Stored data:

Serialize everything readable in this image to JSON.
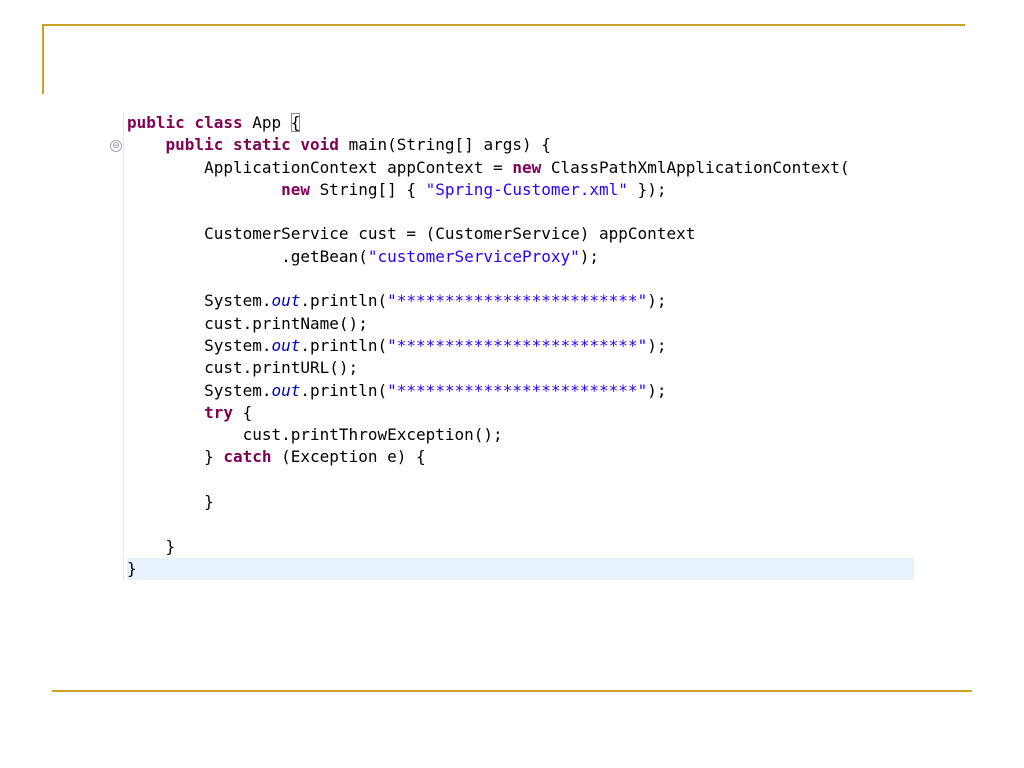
{
  "code": {
    "l1": {
      "kw1": "public",
      "kw2": "class",
      "name": "App",
      "brace": "{"
    },
    "l2": {
      "kw1": "public",
      "kw2": "static",
      "kw3": "void",
      "rest": "main(String[] args) {"
    },
    "l3": {
      "pre": "ApplicationContext appContext = ",
      "kw": "new",
      "post": "ClassPathXmlApplicationContext("
    },
    "l4": {
      "kw": "new",
      "pre": "String[] { ",
      "str": "\"Spring-Customer.xml\"",
      "post": " });"
    },
    "l6": {
      "text": "CustomerService cust = (CustomerService) appContext"
    },
    "l7": {
      "pre": ".getBean(",
      "str": "\"customerServiceProxy\"",
      "post": ");"
    },
    "l9": {
      "pre": "System.",
      "field": "out",
      "mid": ".println(",
      "str": "\"*************************\"",
      "post": ");"
    },
    "l10": {
      "text": "cust.printName();"
    },
    "l11": {
      "pre": "System.",
      "field": "out",
      "mid": ".println(",
      "str": "\"*************************\"",
      "post": ");"
    },
    "l12": {
      "text": "cust.printURL();"
    },
    "l13": {
      "pre": "System.",
      "field": "out",
      "mid": ".println(",
      "str": "\"*************************\"",
      "post": ");"
    },
    "l14": {
      "kw": "try",
      "post": " {"
    },
    "l15": {
      "text": "cust.printThrowException();"
    },
    "l16": {
      "pre": "} ",
      "kw": "catch",
      "post": " (Exception e) {"
    },
    "l18": {
      "text": "}"
    },
    "l20": {
      "text": "}"
    },
    "l21": {
      "text": "}"
    }
  },
  "gutter": {
    "fold_icon": "collapse-icon",
    "fold_glyph": "⊖"
  },
  "colors": {
    "keyword": "#7f0055",
    "string": "#2a00ff",
    "static_field": "#0000c0",
    "current_line": "#e8f2fe",
    "frame_accent": "#c9a227"
  }
}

WHAT IS EXPECTED: Out of the preceding entries, pull every line containing the string "appContext".

TASK RESPONSE:
      "pre": "ApplicationContext appContext = ",
      "text": "CustomerService cust = (CustomerService) appContext"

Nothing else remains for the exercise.